*The task*
Find every line below that contains the word "right" and copy it out.

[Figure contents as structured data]

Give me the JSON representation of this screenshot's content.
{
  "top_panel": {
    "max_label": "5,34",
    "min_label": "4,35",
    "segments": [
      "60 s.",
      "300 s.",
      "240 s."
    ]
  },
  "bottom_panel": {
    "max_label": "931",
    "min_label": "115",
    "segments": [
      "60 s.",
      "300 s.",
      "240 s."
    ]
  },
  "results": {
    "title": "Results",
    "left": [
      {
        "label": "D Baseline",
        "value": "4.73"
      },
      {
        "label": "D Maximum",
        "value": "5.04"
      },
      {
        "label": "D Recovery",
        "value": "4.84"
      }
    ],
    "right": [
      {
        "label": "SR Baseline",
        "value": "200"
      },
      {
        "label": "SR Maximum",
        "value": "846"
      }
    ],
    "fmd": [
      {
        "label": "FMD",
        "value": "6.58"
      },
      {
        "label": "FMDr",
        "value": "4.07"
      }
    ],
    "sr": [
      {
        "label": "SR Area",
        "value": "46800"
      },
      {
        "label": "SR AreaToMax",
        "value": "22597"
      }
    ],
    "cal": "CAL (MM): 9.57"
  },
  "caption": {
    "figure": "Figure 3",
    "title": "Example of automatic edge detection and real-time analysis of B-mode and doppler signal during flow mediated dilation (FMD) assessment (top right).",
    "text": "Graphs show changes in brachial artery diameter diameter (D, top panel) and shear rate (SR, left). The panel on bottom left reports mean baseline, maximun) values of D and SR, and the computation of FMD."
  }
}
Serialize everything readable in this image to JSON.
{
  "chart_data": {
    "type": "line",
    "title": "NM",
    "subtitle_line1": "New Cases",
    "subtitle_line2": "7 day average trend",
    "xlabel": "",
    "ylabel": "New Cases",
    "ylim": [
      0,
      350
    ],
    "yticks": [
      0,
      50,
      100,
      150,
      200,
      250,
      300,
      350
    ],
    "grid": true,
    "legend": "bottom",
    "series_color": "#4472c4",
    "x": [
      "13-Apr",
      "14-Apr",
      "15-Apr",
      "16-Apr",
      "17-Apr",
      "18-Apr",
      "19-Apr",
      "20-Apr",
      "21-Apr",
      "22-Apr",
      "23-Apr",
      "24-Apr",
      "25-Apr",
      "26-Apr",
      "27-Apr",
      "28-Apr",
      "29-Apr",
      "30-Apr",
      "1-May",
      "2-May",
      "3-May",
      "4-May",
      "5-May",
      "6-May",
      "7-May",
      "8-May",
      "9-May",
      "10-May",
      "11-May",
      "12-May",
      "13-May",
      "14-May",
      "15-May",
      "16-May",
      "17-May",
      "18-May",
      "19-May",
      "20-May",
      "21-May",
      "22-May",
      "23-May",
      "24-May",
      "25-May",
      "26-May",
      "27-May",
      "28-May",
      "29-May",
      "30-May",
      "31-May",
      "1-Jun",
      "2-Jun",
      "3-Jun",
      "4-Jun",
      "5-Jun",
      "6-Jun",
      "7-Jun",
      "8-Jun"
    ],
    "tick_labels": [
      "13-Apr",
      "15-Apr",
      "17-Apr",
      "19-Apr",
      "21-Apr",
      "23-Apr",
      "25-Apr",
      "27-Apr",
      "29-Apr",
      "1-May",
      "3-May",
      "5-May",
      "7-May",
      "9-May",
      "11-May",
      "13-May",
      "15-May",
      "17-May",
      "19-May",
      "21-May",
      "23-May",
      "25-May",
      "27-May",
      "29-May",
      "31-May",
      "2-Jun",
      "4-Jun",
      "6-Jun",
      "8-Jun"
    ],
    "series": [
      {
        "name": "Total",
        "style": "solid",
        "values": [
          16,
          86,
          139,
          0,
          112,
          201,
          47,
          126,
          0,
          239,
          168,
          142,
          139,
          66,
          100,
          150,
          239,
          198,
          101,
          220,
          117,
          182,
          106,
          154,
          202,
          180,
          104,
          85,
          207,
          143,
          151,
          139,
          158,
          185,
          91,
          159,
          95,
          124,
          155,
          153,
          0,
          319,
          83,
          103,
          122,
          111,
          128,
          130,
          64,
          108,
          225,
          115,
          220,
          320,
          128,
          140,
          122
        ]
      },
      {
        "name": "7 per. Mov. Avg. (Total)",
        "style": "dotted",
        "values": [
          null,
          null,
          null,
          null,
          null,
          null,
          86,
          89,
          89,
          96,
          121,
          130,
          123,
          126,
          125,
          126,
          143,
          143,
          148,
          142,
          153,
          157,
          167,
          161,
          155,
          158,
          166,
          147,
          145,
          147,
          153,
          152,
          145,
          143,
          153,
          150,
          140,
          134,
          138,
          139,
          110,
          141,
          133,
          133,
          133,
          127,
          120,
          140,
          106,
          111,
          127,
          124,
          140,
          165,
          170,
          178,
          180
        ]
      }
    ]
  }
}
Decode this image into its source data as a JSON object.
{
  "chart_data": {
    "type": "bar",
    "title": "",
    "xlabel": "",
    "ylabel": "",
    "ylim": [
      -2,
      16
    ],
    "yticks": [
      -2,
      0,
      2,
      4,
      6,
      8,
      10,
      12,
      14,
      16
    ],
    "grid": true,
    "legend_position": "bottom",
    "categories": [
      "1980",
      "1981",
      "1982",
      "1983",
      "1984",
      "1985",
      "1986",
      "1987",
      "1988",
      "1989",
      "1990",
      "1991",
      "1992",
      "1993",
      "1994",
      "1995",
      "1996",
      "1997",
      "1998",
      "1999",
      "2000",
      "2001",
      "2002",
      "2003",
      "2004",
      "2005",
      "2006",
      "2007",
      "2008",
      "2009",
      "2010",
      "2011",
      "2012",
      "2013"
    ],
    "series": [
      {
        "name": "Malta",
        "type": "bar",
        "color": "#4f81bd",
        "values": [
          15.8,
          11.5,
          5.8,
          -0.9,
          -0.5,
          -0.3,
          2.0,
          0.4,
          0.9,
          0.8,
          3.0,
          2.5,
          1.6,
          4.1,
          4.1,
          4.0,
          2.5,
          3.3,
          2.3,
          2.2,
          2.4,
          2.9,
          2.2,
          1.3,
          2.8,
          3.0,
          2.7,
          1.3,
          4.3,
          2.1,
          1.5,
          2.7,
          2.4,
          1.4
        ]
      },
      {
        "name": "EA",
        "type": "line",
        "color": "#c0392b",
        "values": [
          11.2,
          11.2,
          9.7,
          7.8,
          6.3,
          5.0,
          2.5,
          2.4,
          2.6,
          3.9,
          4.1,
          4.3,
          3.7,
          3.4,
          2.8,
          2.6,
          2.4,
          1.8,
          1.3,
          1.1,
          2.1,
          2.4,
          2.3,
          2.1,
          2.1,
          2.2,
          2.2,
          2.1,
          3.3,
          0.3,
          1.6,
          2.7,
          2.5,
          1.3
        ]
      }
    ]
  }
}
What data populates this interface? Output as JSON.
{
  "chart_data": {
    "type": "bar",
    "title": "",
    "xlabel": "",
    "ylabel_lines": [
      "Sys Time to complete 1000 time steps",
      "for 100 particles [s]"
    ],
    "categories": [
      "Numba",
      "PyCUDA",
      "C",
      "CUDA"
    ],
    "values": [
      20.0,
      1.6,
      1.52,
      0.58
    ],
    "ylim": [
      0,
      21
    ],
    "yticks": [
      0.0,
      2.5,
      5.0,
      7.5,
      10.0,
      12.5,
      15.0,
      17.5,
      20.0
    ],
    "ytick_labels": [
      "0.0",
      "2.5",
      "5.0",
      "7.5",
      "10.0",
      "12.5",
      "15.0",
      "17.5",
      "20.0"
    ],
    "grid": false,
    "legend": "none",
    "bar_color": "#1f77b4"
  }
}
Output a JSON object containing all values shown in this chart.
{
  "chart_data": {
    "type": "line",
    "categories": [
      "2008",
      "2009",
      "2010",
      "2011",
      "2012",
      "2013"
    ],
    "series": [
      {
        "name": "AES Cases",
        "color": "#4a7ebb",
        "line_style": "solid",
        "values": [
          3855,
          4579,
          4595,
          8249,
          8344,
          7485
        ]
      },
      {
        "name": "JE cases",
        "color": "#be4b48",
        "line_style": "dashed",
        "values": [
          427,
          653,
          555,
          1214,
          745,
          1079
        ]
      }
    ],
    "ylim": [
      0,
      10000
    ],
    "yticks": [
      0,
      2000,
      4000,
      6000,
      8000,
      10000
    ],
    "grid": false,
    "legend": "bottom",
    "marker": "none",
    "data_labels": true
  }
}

*Full response*
    "right": [
    "title": "Example of automatic edge detection and real-time analysis of B-mode and doppler signal during flow mediated dilation (FMD) assessment (top right).",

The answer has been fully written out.